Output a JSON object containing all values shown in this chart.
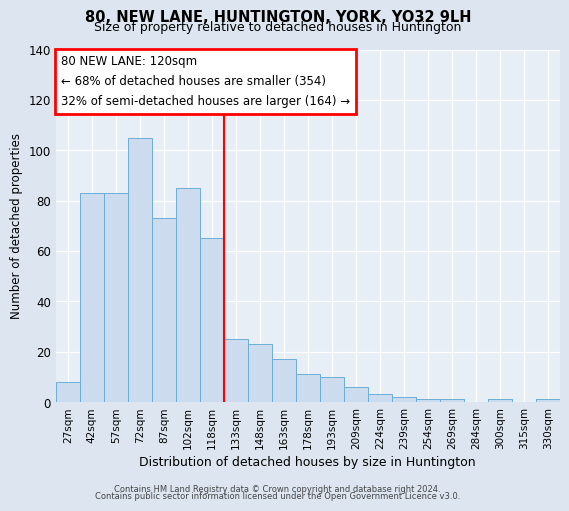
{
  "title": "80, NEW LANE, HUNTINGTON, YORK, YO32 9LH",
  "subtitle": "Size of property relative to detached houses in Huntington",
  "xlabel": "Distribution of detached houses by size in Huntington",
  "ylabel": "Number of detached properties",
  "bar_labels": [
    "27sqm",
    "42sqm",
    "57sqm",
    "72sqm",
    "87sqm",
    "102sqm",
    "118sqm",
    "133sqm",
    "148sqm",
    "163sqm",
    "178sqm",
    "193sqm",
    "209sqm",
    "224sqm",
    "239sqm",
    "254sqm",
    "269sqm",
    "284sqm",
    "300sqm",
    "315sqm",
    "330sqm"
  ],
  "bar_heights": [
    8,
    83,
    83,
    105,
    73,
    85,
    65,
    25,
    23,
    17,
    11,
    10,
    6,
    3,
    2,
    1,
    1,
    0,
    1,
    0,
    1
  ],
  "bar_color": "#ccdcee",
  "bar_edgecolor": "#6aaed6",
  "vline_color": "red",
  "annotation_title": "80 NEW LANE: 120sqm",
  "annotation_line1": "← 68% of detached houses are smaller (354)",
  "annotation_line2": "32% of semi-detached houses are larger (164) →",
  "ylim": [
    0,
    140
  ],
  "yticks": [
    0,
    20,
    40,
    60,
    80,
    100,
    120,
    140
  ],
  "footer1": "Contains HM Land Registry data © Crown copyright and database right 2024.",
  "footer2": "Contains public sector information licensed under the Open Government Licence v3.0.",
  "bg_color": "#dde6f0",
  "plot_bg_color": "#e8eef6"
}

→ Requirement:
Read the lines above. Gather those in which the string "Contains" is found.

→ Answer to this task:
  "footer1": "Contains HM Land Registry data © Crown copyright and database right 2024.",
  "footer2": "Contains public sector information licensed under the Open Government Licence v3.0.",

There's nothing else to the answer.